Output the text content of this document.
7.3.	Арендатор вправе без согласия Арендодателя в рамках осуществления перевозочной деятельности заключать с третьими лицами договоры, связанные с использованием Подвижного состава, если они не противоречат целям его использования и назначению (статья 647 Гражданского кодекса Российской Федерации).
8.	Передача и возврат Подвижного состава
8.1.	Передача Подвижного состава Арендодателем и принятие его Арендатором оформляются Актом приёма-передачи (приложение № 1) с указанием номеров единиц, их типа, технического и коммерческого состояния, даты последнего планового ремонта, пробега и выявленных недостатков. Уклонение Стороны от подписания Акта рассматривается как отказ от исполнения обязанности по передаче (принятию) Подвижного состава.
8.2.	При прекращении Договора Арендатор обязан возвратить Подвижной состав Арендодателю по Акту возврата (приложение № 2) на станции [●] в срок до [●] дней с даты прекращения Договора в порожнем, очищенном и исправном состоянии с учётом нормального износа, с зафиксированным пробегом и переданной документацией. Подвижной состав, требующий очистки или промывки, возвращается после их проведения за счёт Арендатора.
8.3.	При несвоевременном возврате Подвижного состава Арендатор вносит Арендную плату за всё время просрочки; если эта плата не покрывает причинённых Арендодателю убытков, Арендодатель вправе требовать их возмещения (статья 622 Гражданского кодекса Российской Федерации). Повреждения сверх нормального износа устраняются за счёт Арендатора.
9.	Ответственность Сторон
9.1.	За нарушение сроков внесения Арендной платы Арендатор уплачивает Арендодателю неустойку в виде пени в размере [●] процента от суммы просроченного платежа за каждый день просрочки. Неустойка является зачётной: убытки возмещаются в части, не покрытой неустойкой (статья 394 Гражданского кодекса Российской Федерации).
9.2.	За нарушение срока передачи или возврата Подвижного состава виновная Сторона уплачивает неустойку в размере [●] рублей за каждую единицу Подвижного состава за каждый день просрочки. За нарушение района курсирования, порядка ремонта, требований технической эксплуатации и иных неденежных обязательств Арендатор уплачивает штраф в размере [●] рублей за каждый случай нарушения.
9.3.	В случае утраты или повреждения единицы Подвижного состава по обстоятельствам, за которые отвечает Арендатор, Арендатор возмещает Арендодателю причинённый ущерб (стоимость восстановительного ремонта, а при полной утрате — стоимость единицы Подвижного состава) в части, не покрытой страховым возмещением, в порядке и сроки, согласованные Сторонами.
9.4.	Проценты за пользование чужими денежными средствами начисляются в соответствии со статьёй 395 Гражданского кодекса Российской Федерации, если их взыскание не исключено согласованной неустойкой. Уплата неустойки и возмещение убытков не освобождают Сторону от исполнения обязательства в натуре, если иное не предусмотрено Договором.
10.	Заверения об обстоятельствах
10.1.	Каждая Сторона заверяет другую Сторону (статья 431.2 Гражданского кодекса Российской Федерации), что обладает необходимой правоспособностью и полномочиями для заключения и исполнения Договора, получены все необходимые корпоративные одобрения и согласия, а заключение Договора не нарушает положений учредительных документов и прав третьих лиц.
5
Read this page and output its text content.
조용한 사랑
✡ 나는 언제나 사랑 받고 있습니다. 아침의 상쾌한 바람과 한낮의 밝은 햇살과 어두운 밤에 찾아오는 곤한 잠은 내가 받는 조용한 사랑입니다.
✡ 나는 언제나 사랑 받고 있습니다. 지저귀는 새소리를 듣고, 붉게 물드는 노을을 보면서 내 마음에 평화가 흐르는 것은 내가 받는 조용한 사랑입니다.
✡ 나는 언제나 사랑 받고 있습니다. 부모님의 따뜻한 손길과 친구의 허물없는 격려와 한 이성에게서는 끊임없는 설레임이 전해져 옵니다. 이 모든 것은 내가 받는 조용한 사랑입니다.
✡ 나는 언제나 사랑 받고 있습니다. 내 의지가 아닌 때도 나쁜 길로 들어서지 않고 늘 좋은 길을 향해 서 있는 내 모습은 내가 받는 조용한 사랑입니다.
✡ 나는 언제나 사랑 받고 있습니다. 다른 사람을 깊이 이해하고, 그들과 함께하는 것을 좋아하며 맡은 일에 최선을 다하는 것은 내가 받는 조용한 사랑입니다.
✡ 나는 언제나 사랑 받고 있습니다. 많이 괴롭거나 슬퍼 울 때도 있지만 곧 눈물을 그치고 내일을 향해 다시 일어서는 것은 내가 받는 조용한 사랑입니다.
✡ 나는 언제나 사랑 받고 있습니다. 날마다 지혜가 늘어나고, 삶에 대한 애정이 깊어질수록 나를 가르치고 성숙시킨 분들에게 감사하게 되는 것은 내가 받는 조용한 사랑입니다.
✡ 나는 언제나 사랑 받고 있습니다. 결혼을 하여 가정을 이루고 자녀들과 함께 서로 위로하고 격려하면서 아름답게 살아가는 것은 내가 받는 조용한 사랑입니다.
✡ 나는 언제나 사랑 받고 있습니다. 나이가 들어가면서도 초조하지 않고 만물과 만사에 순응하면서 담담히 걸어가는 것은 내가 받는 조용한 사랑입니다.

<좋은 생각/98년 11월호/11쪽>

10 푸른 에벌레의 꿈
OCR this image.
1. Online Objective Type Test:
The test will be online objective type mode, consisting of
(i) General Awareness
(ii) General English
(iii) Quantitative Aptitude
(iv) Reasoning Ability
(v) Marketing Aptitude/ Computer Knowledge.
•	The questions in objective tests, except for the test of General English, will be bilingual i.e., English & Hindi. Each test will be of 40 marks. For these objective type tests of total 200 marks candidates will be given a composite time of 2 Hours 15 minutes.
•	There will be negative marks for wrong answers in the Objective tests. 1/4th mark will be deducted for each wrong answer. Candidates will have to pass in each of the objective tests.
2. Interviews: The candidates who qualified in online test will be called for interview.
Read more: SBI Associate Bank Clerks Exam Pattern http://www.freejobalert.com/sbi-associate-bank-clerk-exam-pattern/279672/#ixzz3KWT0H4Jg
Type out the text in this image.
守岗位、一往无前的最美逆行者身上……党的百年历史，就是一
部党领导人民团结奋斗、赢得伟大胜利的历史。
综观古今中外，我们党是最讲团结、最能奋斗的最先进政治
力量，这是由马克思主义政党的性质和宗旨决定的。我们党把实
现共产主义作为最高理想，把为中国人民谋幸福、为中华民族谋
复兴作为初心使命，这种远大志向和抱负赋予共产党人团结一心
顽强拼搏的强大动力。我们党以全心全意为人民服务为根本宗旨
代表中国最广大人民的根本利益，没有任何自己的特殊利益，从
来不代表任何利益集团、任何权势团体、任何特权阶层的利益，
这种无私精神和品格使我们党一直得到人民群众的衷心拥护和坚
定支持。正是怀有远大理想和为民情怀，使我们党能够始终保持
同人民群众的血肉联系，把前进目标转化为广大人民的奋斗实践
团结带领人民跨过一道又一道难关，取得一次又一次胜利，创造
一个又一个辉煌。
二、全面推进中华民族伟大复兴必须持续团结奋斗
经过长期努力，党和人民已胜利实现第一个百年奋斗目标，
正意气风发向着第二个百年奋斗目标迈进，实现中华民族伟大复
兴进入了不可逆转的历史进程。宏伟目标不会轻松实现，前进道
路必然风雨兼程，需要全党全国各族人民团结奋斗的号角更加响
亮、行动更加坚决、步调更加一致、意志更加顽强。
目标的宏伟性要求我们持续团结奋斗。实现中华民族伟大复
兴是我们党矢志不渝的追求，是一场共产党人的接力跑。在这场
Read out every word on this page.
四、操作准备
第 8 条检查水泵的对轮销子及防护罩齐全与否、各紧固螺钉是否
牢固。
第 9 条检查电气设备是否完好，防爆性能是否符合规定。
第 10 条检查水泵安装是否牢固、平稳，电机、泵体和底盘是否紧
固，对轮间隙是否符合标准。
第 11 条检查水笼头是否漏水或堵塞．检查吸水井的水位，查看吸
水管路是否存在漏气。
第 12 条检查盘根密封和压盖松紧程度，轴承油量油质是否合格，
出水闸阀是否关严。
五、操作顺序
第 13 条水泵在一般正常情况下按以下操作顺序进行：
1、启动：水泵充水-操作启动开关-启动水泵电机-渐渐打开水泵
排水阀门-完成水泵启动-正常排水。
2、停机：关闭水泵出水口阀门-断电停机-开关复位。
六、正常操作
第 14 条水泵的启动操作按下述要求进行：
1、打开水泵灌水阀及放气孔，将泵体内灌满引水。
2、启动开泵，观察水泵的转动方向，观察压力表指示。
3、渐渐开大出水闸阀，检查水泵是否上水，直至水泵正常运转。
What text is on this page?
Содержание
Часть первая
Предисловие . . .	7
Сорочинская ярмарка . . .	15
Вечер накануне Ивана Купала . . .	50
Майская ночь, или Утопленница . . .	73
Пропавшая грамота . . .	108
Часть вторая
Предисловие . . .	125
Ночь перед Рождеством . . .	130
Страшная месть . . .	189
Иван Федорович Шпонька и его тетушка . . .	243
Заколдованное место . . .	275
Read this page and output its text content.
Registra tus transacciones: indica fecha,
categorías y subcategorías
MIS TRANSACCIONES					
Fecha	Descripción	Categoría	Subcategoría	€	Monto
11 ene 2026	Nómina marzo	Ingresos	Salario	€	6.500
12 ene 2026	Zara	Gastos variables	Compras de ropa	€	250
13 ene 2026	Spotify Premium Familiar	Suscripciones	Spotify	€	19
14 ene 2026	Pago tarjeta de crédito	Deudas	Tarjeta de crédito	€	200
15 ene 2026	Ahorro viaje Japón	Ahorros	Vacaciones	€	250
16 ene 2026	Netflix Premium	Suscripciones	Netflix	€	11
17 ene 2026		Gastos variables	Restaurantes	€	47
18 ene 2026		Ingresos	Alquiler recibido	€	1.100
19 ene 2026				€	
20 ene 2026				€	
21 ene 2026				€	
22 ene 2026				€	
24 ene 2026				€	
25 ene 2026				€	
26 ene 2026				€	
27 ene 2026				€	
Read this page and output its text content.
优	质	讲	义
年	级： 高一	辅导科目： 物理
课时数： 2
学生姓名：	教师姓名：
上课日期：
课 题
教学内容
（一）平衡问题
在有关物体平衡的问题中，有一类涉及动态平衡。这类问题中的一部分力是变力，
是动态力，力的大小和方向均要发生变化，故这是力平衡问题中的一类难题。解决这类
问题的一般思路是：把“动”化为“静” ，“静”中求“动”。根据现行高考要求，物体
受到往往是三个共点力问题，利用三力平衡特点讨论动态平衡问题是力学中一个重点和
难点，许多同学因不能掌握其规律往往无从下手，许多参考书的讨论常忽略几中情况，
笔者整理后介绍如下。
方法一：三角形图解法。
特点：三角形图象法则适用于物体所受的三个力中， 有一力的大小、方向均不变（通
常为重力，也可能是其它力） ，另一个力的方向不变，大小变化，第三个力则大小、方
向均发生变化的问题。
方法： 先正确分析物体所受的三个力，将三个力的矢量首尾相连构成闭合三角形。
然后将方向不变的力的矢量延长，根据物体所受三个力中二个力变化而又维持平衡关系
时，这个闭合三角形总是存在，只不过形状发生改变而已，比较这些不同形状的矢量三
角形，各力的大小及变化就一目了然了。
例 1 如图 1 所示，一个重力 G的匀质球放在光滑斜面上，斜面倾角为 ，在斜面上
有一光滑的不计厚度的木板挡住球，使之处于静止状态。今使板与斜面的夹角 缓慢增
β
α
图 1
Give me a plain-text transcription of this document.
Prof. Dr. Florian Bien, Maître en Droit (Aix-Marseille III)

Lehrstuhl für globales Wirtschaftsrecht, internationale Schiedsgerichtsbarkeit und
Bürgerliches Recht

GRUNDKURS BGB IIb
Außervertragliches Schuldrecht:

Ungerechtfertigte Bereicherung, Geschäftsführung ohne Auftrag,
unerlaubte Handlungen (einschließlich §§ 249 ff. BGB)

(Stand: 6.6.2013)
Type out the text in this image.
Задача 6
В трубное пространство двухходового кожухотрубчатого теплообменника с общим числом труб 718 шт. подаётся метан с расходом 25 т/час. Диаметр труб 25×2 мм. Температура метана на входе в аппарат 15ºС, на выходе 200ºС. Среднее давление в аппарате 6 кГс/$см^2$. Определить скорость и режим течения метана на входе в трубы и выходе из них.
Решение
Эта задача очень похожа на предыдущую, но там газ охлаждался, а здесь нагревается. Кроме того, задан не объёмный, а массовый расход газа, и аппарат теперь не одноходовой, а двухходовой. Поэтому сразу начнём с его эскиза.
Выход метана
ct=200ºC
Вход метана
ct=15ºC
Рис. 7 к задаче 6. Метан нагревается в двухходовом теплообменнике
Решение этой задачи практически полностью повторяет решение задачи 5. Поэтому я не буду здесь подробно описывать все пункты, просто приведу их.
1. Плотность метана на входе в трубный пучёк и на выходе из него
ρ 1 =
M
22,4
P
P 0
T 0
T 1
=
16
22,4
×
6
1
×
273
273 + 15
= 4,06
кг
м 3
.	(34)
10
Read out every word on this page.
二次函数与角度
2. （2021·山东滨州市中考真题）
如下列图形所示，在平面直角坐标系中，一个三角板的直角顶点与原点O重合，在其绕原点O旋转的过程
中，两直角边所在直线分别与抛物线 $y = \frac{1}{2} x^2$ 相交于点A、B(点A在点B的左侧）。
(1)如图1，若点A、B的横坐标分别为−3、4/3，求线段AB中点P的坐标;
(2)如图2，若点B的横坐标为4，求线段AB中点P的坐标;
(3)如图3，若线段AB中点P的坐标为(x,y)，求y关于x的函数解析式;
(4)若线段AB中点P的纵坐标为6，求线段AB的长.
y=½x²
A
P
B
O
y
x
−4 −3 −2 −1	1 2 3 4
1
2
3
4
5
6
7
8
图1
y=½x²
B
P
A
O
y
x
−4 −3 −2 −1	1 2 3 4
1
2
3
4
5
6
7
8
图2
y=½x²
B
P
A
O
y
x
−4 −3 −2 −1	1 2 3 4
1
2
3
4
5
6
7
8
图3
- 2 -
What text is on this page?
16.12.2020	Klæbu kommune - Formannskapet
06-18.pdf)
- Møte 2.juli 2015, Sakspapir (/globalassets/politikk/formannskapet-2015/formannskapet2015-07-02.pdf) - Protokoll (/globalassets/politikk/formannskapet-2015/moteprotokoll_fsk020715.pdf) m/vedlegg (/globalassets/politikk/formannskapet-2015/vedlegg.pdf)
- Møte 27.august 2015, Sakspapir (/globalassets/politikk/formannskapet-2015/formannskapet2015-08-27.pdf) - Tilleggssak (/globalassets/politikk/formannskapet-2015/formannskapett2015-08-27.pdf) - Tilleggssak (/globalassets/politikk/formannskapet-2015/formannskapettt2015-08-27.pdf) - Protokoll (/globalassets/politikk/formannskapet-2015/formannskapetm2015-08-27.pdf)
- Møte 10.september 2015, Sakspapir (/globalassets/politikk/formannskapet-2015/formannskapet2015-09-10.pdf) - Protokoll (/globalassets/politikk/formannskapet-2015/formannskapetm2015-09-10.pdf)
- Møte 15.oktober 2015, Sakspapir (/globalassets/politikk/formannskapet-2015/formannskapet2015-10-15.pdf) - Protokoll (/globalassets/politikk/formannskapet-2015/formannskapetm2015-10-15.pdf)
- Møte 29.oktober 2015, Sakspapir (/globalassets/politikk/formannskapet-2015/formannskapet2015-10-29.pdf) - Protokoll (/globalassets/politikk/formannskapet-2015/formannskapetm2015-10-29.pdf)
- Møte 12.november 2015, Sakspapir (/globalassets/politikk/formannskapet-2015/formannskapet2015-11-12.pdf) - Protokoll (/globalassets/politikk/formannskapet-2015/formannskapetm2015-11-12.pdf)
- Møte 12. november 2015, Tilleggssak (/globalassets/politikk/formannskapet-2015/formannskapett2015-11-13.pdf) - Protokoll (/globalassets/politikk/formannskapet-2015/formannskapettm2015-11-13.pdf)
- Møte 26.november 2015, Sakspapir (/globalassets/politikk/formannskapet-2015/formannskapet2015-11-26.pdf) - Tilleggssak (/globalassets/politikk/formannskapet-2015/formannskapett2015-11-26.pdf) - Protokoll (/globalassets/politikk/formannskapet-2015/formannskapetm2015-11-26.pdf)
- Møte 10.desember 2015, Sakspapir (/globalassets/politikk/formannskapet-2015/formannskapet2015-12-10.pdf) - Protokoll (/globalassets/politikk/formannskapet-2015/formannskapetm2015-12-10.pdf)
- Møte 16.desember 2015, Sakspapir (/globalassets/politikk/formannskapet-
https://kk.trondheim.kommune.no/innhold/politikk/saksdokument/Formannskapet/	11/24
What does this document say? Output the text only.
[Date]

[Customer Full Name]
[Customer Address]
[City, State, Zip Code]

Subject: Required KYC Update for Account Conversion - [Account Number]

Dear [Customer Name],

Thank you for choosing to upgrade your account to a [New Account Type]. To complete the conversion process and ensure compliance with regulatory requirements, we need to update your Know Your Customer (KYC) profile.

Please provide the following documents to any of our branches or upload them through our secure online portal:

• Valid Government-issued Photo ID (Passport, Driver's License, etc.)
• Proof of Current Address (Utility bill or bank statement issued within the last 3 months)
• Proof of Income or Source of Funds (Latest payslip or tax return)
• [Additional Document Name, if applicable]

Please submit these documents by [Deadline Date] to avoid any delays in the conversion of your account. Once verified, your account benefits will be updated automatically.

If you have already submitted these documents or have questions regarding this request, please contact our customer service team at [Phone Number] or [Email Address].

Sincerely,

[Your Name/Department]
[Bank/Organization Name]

▬▬▬▬▬▬▬▬▬▬

TO BE DONE -
Report each line in the data that holds the word "Suscripciones".

CORRECT OUTPUT -
13 ene 2026	Spotify Premium Familiar	Suscripciones	Spotify	€	19
16 ene 2026	Netflix Premium	Suscripciones	Netflix	€	11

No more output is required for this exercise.